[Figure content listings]
(begin)
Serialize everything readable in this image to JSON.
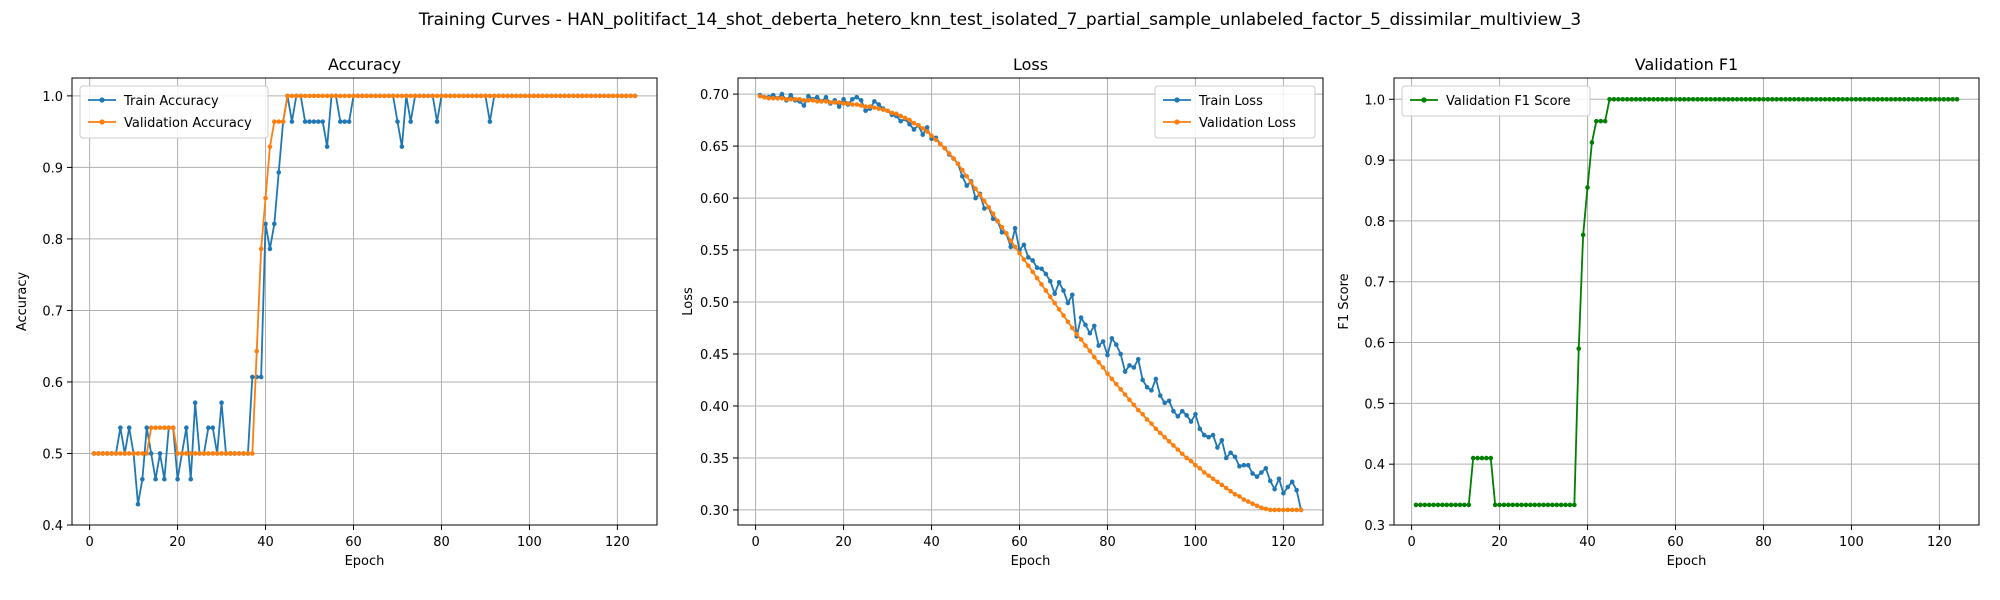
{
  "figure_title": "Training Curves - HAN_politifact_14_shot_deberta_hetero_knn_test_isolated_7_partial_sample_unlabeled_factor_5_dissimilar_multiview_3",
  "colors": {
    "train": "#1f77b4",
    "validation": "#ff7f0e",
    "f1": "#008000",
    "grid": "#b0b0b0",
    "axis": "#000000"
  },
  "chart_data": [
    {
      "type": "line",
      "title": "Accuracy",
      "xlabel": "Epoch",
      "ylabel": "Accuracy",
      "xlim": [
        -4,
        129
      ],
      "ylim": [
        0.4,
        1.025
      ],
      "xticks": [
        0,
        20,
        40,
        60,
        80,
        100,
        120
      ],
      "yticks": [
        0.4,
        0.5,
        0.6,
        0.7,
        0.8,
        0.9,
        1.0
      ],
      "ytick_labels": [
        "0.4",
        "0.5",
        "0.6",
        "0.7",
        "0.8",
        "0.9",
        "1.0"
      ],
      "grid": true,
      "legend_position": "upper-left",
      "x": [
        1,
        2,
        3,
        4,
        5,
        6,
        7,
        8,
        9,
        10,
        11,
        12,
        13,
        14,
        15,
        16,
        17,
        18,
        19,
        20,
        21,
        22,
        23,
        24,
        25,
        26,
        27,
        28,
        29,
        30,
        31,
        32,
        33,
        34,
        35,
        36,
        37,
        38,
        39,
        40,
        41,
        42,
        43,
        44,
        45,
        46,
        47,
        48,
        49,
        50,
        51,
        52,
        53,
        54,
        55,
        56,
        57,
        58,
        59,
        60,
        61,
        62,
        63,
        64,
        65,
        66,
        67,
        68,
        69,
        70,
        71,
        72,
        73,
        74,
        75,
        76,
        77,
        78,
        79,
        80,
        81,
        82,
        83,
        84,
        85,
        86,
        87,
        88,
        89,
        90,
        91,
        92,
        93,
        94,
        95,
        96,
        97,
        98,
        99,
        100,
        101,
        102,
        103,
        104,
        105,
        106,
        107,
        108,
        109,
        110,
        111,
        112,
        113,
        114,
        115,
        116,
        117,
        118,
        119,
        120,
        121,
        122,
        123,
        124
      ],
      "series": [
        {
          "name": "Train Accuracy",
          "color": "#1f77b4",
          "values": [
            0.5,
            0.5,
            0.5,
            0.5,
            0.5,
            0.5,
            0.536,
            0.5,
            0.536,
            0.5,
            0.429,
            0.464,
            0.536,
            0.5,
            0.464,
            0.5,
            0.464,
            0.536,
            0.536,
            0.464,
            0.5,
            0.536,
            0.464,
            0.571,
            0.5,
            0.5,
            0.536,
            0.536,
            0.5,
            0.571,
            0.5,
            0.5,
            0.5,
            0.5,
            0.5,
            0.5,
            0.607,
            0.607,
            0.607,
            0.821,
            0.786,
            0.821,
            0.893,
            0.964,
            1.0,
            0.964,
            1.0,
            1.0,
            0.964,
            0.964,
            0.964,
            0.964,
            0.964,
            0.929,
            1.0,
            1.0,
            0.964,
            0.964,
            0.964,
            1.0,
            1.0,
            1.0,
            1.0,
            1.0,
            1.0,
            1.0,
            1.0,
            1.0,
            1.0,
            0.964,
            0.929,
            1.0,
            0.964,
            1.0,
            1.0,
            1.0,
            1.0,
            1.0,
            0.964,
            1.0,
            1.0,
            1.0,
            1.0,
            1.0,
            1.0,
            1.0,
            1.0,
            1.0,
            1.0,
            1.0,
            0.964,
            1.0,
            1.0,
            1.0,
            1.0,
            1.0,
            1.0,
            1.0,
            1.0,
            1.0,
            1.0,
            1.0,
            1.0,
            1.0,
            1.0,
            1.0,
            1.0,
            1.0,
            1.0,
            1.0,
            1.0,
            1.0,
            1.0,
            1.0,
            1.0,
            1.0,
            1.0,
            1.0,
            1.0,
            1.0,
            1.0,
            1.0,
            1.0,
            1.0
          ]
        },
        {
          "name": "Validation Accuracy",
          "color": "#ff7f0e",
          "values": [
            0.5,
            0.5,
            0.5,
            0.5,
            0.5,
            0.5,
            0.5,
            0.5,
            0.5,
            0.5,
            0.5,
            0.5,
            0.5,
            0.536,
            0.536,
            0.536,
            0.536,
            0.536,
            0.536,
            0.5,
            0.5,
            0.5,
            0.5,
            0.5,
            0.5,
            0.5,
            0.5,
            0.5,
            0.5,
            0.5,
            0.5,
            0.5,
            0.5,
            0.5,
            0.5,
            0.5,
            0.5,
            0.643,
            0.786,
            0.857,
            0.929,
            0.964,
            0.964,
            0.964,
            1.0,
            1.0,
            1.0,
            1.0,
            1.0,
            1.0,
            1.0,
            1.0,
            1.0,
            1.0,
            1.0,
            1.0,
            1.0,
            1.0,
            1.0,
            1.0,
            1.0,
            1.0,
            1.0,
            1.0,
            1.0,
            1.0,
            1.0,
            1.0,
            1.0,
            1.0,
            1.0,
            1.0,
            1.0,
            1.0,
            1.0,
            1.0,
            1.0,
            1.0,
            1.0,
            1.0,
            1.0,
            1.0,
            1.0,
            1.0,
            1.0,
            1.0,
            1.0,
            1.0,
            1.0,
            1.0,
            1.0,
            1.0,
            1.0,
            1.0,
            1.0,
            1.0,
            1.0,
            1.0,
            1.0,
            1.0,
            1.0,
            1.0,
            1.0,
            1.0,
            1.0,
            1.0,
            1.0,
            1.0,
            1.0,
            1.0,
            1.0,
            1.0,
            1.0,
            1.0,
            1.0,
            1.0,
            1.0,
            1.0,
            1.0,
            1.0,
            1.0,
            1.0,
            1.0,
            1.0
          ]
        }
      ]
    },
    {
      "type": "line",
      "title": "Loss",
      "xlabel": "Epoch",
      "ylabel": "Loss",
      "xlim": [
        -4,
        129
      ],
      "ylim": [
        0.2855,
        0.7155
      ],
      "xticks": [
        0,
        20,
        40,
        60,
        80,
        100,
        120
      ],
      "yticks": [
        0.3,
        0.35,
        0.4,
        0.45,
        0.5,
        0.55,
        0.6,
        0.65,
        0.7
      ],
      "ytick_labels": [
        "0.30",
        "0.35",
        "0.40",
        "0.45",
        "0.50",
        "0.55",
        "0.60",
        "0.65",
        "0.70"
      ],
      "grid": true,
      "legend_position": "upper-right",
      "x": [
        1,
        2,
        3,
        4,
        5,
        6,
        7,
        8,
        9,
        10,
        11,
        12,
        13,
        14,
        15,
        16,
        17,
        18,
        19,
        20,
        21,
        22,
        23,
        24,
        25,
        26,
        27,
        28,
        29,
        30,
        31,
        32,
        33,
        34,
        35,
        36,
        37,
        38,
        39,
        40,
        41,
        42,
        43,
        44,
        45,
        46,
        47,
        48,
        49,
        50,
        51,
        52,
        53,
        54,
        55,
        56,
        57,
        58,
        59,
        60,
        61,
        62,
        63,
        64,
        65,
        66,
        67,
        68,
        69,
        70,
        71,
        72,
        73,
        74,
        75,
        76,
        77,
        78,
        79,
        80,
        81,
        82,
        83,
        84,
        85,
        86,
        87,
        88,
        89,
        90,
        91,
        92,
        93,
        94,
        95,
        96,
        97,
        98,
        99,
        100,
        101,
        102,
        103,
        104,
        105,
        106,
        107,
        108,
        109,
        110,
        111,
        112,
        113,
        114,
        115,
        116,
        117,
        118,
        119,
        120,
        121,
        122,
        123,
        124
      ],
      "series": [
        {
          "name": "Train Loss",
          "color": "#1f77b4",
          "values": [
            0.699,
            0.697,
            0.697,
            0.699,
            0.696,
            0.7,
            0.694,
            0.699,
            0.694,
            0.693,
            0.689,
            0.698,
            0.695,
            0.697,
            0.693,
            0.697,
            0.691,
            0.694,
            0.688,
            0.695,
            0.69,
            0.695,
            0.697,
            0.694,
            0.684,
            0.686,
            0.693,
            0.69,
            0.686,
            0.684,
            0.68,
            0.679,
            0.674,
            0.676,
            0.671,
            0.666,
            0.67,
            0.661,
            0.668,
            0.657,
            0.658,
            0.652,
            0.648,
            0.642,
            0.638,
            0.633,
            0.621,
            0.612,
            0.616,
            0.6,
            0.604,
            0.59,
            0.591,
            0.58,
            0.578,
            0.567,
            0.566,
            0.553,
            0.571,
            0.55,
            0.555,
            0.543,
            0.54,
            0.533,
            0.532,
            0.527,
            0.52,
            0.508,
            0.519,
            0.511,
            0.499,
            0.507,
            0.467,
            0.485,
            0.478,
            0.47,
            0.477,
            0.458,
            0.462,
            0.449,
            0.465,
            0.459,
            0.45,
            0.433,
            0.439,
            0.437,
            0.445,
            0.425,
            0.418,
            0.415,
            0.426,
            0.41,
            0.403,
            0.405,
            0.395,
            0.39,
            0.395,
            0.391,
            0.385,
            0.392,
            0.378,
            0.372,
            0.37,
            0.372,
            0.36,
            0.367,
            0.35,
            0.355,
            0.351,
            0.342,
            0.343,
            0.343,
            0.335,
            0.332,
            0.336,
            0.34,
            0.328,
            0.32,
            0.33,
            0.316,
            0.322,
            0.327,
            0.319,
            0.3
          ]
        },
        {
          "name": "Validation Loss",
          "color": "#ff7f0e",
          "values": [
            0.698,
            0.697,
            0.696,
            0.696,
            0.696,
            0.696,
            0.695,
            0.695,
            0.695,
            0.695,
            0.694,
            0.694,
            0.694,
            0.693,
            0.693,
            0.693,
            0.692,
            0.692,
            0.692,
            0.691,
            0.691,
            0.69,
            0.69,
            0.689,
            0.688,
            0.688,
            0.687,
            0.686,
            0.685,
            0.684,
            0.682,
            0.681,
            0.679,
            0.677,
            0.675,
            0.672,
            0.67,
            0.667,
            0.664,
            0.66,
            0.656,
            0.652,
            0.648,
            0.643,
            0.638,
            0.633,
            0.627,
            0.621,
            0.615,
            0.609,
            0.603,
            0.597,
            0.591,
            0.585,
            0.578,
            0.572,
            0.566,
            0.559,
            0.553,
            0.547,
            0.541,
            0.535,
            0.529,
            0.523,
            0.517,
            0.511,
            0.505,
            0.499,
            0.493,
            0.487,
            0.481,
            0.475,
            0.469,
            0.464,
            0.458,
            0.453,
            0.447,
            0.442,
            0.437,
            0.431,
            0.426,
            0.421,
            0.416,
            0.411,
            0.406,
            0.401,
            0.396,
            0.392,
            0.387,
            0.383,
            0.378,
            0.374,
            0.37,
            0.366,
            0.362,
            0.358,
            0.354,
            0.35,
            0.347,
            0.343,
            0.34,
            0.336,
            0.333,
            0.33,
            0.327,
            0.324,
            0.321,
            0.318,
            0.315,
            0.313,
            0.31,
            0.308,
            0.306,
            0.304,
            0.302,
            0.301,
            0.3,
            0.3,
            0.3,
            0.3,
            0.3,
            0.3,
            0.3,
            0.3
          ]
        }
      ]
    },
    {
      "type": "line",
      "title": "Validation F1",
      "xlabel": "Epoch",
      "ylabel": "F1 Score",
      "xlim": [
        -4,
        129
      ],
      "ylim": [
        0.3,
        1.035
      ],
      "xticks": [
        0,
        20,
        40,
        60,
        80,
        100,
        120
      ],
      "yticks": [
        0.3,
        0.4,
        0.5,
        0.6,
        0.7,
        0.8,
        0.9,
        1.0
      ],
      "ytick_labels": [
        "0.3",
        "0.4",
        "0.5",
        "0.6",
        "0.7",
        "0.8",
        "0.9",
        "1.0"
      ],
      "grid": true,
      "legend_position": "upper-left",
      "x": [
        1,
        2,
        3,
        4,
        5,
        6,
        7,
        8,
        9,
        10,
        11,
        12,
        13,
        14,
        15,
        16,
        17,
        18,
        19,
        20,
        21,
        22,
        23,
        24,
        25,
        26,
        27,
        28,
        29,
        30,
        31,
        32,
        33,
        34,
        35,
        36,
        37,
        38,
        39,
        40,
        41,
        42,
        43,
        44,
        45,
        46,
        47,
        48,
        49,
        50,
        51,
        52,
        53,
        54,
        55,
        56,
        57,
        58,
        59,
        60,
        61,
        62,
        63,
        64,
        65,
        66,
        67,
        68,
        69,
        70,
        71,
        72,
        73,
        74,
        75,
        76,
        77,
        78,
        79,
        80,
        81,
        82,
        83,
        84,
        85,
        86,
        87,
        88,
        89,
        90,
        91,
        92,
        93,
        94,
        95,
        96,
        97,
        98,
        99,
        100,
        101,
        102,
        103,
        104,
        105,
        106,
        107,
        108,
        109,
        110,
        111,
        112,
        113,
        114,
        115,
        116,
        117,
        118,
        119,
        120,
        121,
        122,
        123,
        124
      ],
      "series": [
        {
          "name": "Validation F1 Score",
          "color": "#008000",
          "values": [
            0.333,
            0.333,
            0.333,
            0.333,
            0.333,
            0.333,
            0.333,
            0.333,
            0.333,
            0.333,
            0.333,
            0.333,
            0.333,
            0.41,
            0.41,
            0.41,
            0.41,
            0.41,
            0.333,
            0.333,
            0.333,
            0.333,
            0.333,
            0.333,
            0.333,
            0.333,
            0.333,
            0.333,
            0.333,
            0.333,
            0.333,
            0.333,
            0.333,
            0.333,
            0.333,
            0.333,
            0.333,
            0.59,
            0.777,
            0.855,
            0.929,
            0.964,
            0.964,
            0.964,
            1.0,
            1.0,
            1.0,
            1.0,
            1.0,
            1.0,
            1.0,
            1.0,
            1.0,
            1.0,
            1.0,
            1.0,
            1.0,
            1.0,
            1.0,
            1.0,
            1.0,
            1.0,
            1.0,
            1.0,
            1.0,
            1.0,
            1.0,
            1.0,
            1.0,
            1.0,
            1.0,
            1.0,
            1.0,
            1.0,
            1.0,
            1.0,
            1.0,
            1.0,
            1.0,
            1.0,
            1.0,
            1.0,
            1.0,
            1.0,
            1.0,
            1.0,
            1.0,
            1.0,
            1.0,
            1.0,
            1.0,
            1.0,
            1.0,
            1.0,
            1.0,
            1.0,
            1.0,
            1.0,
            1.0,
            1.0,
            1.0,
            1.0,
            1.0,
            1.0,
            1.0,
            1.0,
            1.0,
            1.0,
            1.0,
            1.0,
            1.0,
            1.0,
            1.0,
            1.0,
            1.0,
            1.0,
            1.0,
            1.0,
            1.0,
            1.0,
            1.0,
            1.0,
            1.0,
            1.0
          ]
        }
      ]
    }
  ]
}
(end)
(begin)
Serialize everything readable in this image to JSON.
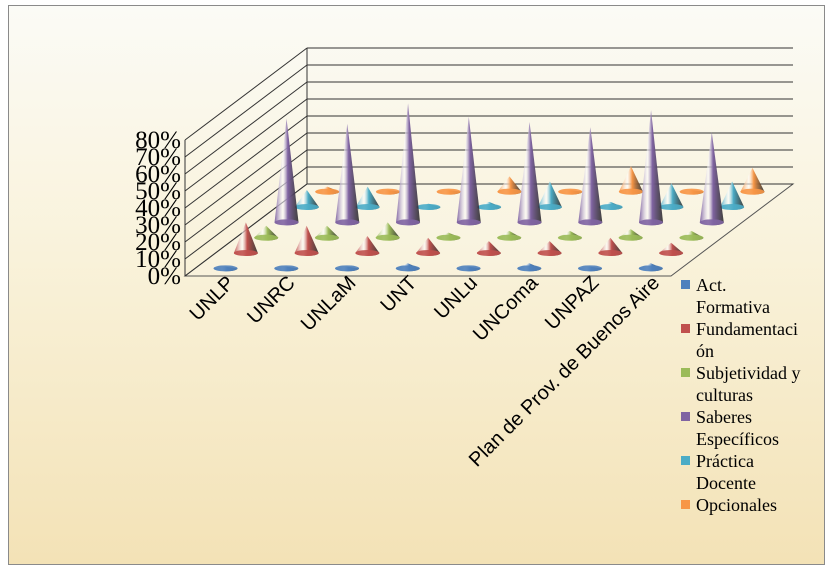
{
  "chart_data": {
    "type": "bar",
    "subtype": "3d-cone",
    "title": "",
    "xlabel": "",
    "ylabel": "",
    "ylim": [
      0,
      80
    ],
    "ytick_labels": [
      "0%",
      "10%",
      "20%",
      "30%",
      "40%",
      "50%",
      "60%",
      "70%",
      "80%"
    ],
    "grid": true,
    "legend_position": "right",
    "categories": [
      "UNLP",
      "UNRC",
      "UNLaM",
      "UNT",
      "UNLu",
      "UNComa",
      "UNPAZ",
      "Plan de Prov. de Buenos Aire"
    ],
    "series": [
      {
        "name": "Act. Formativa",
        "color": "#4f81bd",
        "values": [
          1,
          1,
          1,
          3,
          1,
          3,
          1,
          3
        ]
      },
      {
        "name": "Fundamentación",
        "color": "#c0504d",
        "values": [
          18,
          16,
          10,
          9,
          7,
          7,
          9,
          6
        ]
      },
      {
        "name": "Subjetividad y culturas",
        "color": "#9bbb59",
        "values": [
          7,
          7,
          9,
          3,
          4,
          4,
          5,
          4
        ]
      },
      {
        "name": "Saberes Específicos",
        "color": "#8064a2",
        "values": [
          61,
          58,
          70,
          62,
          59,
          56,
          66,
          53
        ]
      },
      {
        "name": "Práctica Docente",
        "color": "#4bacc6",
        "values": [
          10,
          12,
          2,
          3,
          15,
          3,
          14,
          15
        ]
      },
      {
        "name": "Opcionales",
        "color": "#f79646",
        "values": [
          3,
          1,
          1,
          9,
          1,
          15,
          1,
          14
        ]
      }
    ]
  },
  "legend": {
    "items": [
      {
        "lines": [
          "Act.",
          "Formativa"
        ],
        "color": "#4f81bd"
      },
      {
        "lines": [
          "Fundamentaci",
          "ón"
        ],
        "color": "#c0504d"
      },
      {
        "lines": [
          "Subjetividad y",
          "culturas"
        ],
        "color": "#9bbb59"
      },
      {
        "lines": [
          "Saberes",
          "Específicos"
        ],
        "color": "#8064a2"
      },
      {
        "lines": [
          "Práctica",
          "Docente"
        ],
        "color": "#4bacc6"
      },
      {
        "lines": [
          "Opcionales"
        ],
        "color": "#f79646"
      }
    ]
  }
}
(end)
* **Brief**: Please list every line of the records that contains "Score".

* **Response below**:
      "ylabel": "F1 Score",
          "name": "Validation F1 Score",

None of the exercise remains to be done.